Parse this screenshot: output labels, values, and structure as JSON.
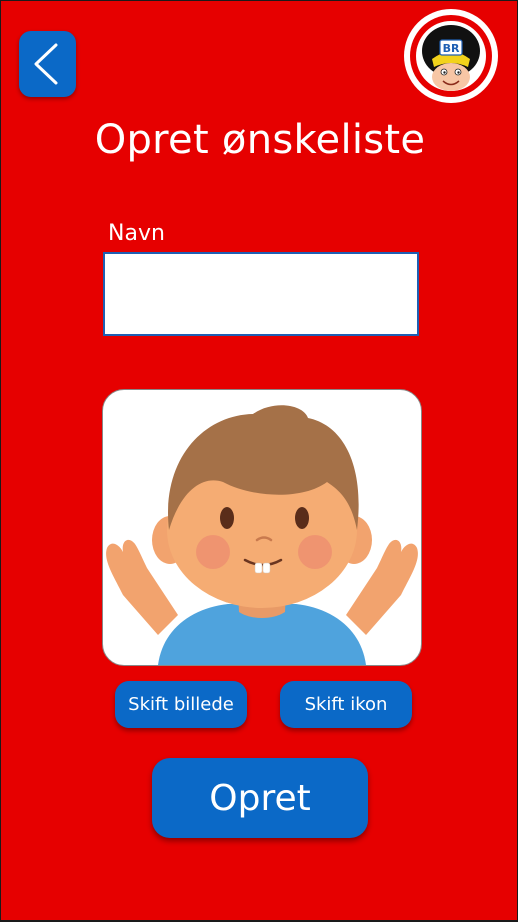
{
  "header": {
    "back_icon": "chevron-left-icon",
    "logo_text": "BR"
  },
  "page": {
    "title": "Opret ønskeliste"
  },
  "form": {
    "name_label": "Navn",
    "name_value": "",
    "name_placeholder": ""
  },
  "avatar": {
    "description_icon": "boy-avatar-icon"
  },
  "buttons": {
    "change_image": "Skift billede",
    "change_icon": "Skift ikon",
    "create": "Opret"
  },
  "colors": {
    "background": "#e60000",
    "button": "#0b69c7",
    "input_border": "#1f5fb3"
  }
}
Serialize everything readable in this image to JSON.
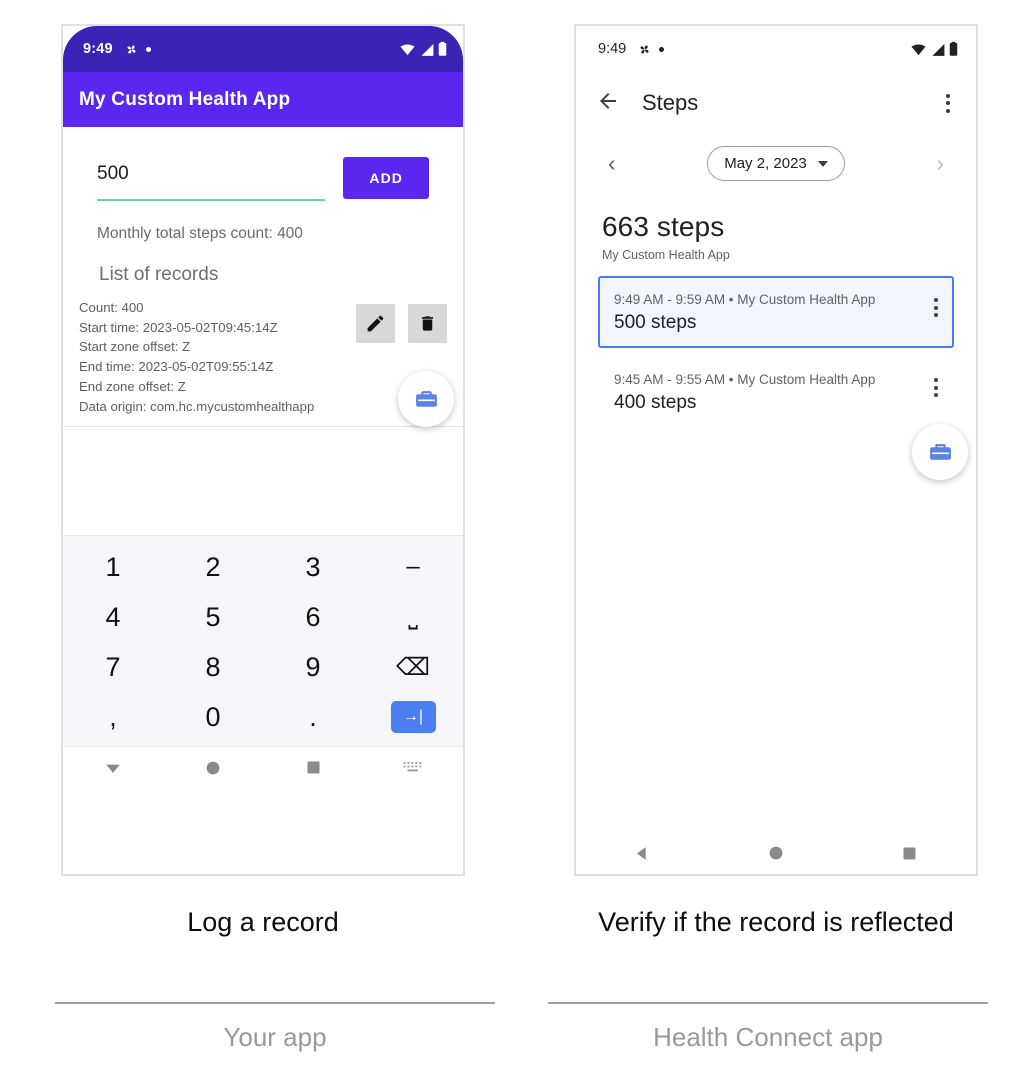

-=-=-=-=-

*Directions*
Your task is to return the entries above exactly, with no pictures.

*Correct result*
Parse this screenshot: output labels, values, and structure as JSON.
{
  "header": {
    "back_icon": "chevron-left-icon",
    "logo_text": "BR"
  },
  "page": {
    "title": "Opret ønskeliste"
  },
  "form": {
    "name_label": "Navn",
    "name_value": "",
    "name_placeholder": ""
  },
  "avatar": {
    "description_icon": "boy-avatar-icon"
  },
  "buttons": {
    "change_image": "Skift billede",
    "change_icon": "Skift ikon",
    "create": "Opret"
  },
  "colors": {
    "background": "#e60000",
    "button": "#0b69c7",
    "input_border": "#1f5fb3"
  }
}
Serialize everything readable in this image to JSON.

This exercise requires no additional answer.